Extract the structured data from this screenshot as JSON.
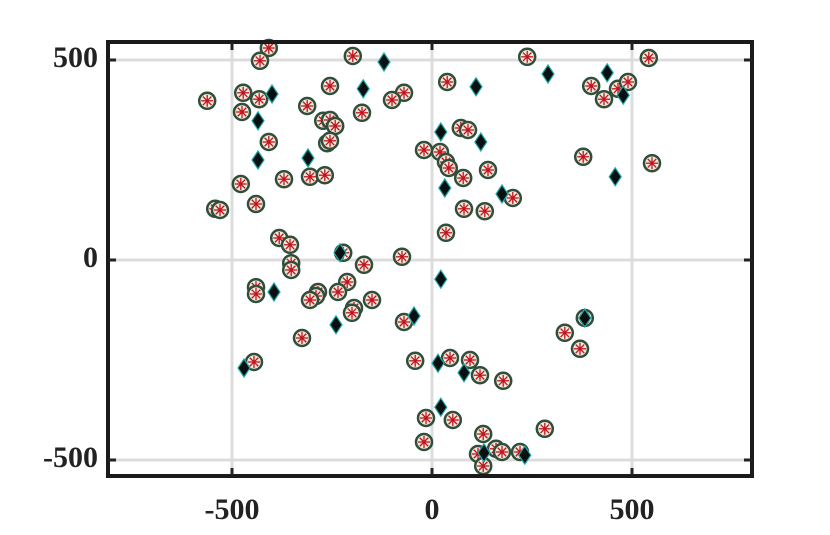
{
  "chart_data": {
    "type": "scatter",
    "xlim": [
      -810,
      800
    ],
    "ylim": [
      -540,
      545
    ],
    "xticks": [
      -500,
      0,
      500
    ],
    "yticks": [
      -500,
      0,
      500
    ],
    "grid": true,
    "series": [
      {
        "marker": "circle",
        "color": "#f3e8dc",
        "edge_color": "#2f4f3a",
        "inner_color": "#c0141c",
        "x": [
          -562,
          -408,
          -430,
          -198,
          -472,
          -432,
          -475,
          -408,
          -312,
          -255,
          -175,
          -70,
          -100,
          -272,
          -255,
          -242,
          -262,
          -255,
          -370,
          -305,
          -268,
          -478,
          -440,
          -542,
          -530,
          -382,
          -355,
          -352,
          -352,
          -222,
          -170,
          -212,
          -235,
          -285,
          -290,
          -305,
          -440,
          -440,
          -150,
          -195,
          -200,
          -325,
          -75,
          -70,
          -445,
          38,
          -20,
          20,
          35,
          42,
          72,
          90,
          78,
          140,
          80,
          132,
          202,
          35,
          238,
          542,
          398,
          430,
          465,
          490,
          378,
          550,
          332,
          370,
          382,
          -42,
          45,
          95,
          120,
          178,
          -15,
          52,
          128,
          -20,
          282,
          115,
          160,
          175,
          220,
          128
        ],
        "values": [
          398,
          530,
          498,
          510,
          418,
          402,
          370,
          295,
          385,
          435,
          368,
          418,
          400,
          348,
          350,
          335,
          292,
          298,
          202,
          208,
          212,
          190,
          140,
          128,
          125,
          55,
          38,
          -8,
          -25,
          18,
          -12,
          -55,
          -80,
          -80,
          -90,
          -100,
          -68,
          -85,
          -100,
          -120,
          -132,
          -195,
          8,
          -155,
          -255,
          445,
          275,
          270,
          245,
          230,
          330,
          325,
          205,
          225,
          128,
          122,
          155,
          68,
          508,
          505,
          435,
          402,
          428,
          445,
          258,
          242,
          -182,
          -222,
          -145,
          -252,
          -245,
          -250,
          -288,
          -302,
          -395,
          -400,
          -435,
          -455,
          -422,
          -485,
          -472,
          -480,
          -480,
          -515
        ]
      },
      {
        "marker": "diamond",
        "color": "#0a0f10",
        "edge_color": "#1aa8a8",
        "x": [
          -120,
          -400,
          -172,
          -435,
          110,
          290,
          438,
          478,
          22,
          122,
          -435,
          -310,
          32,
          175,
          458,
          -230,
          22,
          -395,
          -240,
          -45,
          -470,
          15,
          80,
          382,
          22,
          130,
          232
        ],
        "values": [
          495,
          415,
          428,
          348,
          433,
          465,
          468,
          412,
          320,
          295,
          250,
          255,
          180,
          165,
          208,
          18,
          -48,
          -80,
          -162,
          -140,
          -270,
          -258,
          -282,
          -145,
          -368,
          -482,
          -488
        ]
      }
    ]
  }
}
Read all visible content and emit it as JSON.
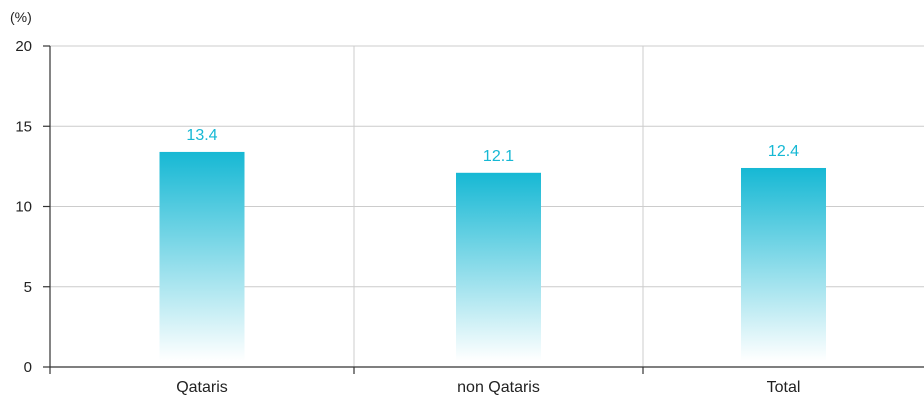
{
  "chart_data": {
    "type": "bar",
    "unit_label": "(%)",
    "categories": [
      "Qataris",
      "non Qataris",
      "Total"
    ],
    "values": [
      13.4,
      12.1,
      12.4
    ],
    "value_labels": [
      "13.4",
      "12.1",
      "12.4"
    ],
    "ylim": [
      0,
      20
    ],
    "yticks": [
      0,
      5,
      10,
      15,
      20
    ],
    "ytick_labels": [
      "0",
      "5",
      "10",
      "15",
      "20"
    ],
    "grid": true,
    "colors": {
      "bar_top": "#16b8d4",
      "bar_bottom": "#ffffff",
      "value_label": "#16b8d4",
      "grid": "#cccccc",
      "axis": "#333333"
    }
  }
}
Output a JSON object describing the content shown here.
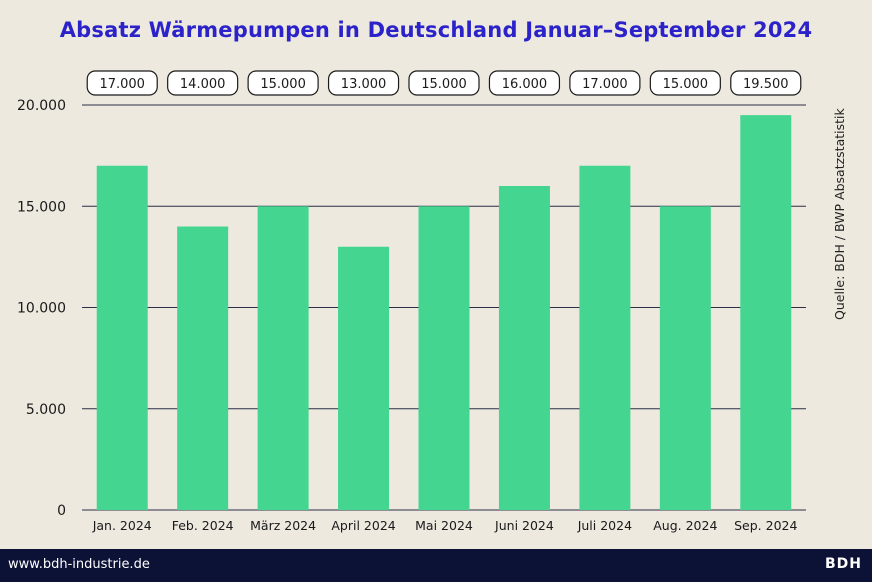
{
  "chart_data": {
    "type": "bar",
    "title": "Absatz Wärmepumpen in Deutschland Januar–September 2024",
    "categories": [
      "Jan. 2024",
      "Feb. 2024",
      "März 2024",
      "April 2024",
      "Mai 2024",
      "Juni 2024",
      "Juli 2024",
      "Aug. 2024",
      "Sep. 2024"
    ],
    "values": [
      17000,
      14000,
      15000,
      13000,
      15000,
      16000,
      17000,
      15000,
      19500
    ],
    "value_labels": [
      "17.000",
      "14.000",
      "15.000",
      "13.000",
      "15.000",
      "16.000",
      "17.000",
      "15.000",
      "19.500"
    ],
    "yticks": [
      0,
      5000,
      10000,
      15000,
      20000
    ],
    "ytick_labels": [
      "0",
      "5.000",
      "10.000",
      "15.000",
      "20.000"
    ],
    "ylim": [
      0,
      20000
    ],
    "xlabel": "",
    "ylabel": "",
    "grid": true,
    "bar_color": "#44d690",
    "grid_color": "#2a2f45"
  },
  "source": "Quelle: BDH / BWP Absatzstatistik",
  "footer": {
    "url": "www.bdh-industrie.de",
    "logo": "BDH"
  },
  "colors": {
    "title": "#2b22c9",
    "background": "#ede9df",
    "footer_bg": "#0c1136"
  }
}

--- --- ---

Requirement - Extract all the data above exactly, excluding every picture.

Task result -
Extract the structured data from this screenshot as JSON.
{
  "chart_data": {
    "type": "scatter",
    "xlim": [
      -810,
      800
    ],
    "ylim": [
      -540,
      545
    ],
    "xticks": [
      -500,
      0,
      500
    ],
    "yticks": [
      -500,
      0,
      500
    ],
    "grid": true,
    "series": [
      {
        "marker": "circle",
        "color": "#f3e8dc",
        "edge_color": "#2f4f3a",
        "inner_color": "#c0141c",
        "x": [
          -562,
          -408,
          -430,
          -198,
          -472,
          -432,
          -475,
          -408,
          -312,
          -255,
          -175,
          -70,
          -100,
          -272,
          -255,
          -242,
          -262,
          -255,
          -370,
          -305,
          -268,
          -478,
          -440,
          -542,
          -530,
          -382,
          -355,
          -352,
          -352,
          -222,
          -170,
          -212,
          -235,
          -285,
          -290,
          -305,
          -440,
          -440,
          -150,
          -195,
          -200,
          -325,
          -75,
          -70,
          -445,
          38,
          -20,
          20,
          35,
          42,
          72,
          90,
          78,
          140,
          80,
          132,
          202,
          35,
          238,
          542,
          398,
          430,
          465,
          490,
          378,
          550,
          332,
          370,
          382,
          -42,
          45,
          95,
          120,
          178,
          -15,
          52,
          128,
          -20,
          282,
          115,
          160,
          175,
          220,
          128
        ],
        "values": [
          398,
          530,
          498,
          510,
          418,
          402,
          370,
          295,
          385,
          435,
          368,
          418,
          400,
          348,
          350,
          335,
          292,
          298,
          202,
          208,
          212,
          190,
          140,
          128,
          125,
          55,
          38,
          -8,
          -25,
          18,
          -12,
          -55,
          -80,
          -80,
          -90,
          -100,
          -68,
          -85,
          -100,
          -120,
          -132,
          -195,
          8,
          -155,
          -255,
          445,
          275,
          270,
          245,
          230,
          330,
          325,
          205,
          225,
          128,
          122,
          155,
          68,
          508,
          505,
          435,
          402,
          428,
          445,
          258,
          242,
          -182,
          -222,
          -145,
          -252,
          -245,
          -250,
          -288,
          -302,
          -395,
          -400,
          -435,
          -455,
          -422,
          -485,
          -472,
          -480,
          -480,
          -515
        ]
      },
      {
        "marker": "diamond",
        "color": "#0a0f10",
        "edge_color": "#1aa8a8",
        "x": [
          -120,
          -400,
          -172,
          -435,
          110,
          290,
          438,
          478,
          22,
          122,
          -435,
          -310,
          32,
          175,
          458,
          -230,
          22,
          -395,
          -240,
          -45,
          -470,
          15,
          80,
          382,
          22,
          130,
          232
        ],
        "values": [
          495,
          415,
          428,
          348,
          433,
          465,
          468,
          412,
          320,
          295,
          250,
          255,
          180,
          165,
          208,
          18,
          -48,
          -80,
          -162,
          -140,
          -270,
          -258,
          -282,
          -145,
          -368,
          -482,
          -488
        ]
      }
    ]
  }
}
Read all visible content and emit it as JSON.
{
  "chart_data": {
    "type": "bar",
    "unit_label": "(%)",
    "categories": [
      "Qataris",
      "non Qataris",
      "Total"
    ],
    "values": [
      13.4,
      12.1,
      12.4
    ],
    "value_labels": [
      "13.4",
      "12.1",
      "12.4"
    ],
    "ylim": [
      0,
      20
    ],
    "yticks": [
      0,
      5,
      10,
      15,
      20
    ],
    "ytick_labels": [
      "0",
      "5",
      "10",
      "15",
      "20"
    ],
    "grid": true,
    "colors": {
      "bar_top": "#16b8d4",
      "bar_bottom": "#ffffff",
      "value_label": "#16b8d4",
      "grid": "#cccccc",
      "axis": "#333333"
    }
  }
}
Output a JSON object describing the content shown here.
{
  "chart_data": {
    "type": "bar",
    "title": "Absatz Wärmepumpen in Deutschland Januar–September 2024",
    "categories": [
      "Jan. 2024",
      "Feb. 2024",
      "März 2024",
      "April 2024",
      "Mai 2024",
      "Juni 2024",
      "Juli 2024",
      "Aug. 2024",
      "Sep. 2024"
    ],
    "values": [
      17000,
      14000,
      15000,
      13000,
      15000,
      16000,
      17000,
      15000,
      19500
    ],
    "value_labels": [
      "17.000",
      "14.000",
      "15.000",
      "13.000",
      "15.000",
      "16.000",
      "17.000",
      "15.000",
      "19.500"
    ],
    "yticks": [
      0,
      5000,
      10000,
      15000,
      20000
    ],
    "ytick_labels": [
      "0",
      "5.000",
      "10.000",
      "15.000",
      "20.000"
    ],
    "ylim": [
      0,
      20000
    ],
    "xlabel": "",
    "ylabel": "",
    "grid": true,
    "bar_color": "#44d690",
    "grid_color": "#2a2f45"
  },
  "source": "Quelle: BDH / BWP Absatzstatistik",
  "footer": {
    "url": "www.bdh-industrie.de",
    "logo": "BDH"
  },
  "colors": {
    "title": "#2b22c9",
    "background": "#ede9df",
    "footer_bg": "#0c1136"
  }
}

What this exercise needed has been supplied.